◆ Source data
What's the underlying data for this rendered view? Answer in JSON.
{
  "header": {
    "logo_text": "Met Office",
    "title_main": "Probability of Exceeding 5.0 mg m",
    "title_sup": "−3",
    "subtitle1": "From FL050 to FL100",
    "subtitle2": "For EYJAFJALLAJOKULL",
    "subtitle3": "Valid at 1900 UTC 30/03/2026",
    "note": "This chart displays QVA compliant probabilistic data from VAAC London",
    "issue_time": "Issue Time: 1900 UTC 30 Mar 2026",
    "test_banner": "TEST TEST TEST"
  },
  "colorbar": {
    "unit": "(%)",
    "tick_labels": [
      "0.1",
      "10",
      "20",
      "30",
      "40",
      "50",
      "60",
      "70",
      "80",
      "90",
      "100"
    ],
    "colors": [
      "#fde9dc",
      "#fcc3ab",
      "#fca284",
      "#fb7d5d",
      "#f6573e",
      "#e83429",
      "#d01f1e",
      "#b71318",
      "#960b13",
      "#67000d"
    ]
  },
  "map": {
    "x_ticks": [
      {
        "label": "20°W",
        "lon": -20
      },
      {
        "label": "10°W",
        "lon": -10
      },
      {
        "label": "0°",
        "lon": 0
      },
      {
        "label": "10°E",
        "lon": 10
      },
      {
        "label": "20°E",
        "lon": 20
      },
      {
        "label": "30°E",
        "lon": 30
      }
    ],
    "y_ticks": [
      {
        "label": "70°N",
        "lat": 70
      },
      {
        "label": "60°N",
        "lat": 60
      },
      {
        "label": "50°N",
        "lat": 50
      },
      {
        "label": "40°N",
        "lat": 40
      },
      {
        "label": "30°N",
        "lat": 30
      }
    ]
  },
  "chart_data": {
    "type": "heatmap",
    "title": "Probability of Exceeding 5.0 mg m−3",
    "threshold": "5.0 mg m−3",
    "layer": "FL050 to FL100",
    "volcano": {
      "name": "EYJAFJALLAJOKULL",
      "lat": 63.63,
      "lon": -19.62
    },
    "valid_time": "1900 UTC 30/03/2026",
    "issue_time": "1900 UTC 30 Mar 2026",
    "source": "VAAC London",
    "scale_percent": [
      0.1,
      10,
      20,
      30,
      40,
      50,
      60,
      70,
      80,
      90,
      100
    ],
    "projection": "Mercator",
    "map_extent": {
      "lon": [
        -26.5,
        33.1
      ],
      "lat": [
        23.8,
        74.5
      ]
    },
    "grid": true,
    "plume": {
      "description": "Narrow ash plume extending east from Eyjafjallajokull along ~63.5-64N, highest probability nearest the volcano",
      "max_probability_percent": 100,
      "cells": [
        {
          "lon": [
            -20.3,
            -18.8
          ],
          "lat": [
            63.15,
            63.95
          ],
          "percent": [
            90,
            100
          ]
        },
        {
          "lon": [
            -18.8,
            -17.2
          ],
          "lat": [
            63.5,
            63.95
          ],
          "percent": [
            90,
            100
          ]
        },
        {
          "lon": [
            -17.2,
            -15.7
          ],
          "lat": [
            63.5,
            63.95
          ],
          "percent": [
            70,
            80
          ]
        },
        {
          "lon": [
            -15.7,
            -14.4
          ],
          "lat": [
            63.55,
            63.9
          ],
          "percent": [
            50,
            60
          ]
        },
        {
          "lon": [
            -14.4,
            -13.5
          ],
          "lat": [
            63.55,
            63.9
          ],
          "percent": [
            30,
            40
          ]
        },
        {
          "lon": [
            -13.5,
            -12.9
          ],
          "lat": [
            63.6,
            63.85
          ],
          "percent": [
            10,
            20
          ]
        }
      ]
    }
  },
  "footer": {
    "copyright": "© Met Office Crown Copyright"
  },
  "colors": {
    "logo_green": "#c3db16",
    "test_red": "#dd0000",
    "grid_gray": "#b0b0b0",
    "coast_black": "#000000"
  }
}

◆ WHAT TO WORK ON
Look through the data above. Each line containing the word "London" needs to be copied.

◆ WRITTEN SOLUTION
    "note": "This chart displays QVA compliant probabilistic data from VAAC London",
    "source": "VAAC London",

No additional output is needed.